*Material provided:*
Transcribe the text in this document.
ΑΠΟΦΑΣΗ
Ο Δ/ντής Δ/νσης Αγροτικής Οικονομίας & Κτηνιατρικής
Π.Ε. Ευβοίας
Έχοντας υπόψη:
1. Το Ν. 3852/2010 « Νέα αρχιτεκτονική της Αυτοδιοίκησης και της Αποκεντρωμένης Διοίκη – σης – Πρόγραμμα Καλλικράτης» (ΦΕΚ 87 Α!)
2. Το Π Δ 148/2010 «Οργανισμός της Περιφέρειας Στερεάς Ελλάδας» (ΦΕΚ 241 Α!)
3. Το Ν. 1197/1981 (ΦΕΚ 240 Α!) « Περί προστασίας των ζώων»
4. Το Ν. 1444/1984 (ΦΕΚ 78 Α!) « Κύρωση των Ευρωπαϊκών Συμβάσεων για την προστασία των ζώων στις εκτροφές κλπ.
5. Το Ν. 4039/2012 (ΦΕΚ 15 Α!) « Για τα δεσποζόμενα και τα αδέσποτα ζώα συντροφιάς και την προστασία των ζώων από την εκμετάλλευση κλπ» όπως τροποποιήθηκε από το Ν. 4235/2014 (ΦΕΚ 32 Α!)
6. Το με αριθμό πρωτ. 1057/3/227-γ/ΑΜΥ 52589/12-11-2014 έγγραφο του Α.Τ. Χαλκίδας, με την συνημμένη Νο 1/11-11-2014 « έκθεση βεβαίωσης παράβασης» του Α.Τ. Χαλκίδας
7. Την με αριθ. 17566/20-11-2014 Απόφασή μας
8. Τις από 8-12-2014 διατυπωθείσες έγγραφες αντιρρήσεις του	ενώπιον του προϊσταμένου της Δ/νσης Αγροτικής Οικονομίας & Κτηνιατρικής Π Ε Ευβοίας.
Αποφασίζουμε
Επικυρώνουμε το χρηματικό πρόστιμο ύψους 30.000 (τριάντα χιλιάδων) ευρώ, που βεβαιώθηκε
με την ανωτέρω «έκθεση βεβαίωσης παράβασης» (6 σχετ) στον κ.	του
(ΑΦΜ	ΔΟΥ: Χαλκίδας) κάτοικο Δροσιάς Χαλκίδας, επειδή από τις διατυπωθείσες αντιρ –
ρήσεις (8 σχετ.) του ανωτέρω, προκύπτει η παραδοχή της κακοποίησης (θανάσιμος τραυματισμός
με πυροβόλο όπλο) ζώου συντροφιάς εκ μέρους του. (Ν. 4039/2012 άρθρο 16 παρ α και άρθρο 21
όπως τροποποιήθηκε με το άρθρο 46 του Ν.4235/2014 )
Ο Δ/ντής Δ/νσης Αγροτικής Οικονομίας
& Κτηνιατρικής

*Task goal:*
Using the data above, repeat every line exactly.

*Result of the task:*
Transcribe the text in this document.
ΑΠΟΦΑΣΗ
Ο Δ/ντής Δ/νσης Αγροτικής Οικονομίας & Κτηνιατρικής
Π.Ε. Ευβοίας
Έχοντας υπόψη:
1. Το Ν. 3852/2010 « Νέα αρχιτεκτονική της Αυτοδιοίκησης και της Αποκεντρωμένης Διοίκη – σης – Πρόγραμμα Καλλικράτης» (ΦΕΚ 87 Α!)
2. Το Π Δ 148/2010 «Οργανισμός της Περιφέρειας Στερεάς Ελλάδας» (ΦΕΚ 241 Α!)
3. Το Ν. 1197/1981 (ΦΕΚ 240 Α!) « Περί προστασίας των ζώων»
4. Το Ν. 1444/1984 (ΦΕΚ 78 Α!) « Κύρωση των Ευρωπαϊκών Συμβάσεων για την προστασία των ζώων στις εκτροφές κλπ.
5. Το Ν. 4039/2012 (ΦΕΚ 15 Α!) « Για τα δεσποζόμενα και τα αδέσποτα ζώα συντροφιάς και την προστασία των ζώων από την εκμετάλλευση κλπ» όπως τροποποιήθηκε από το Ν. 4235/2014 (ΦΕΚ 32 Α!)
6. Το με αριθμό πρωτ. 1057/3/227-γ/ΑΜΥ 52589/12-11-2014 έγγραφο του Α.Τ. Χαλκίδας, με την συνημμένη Νο 1/11-11-2014 « έκθεση βεβαίωσης παράβασης» του Α.Τ. Χαλκίδας
7. Την με αριθ. 17566/20-11-2014 Απόφασή μας
8. Τις από 8-12-2014 διατυπωθείσες έγγραφες αντιρρήσεις του	ενώπιον του προϊσταμένου της Δ/νσης Αγροτικής Οικονομίας & Κτηνιατρικής Π Ε Ευβοίας.
Αποφασίζουμε
Επικυρώνουμε το χρηματικό πρόστιμο ύψους 30.000 (τριάντα χιλιάδων) ευρώ, που βεβαιώθηκε
με την ανωτέρω «έκθεση βεβαίωσης παράβασης» (6 σχετ) στον κ.	του
(ΑΦΜ	ΔΟΥ: Χαλκίδας) κάτοικο Δροσιάς Χαλκίδας, επειδή από τις διατυπωθείσες αντιρ –
ρήσεις (8 σχετ.) του ανωτέρω, προκύπτει η παραδοχή της κακοποίησης (θανάσιμος τραυματισμός
με πυροβόλο όπλο) ζώου συντροφιάς εκ μέρους του. (Ν. 4039/2012 άρθρο 16 παρ α και άρθρο 21
όπως τροποποιήθηκε με το άρθρο 46 του Ν.4235/2014 )
Ο Δ/ντής Δ/νσης Αγροτικής Οικονομίας
& Κτηνιατρικής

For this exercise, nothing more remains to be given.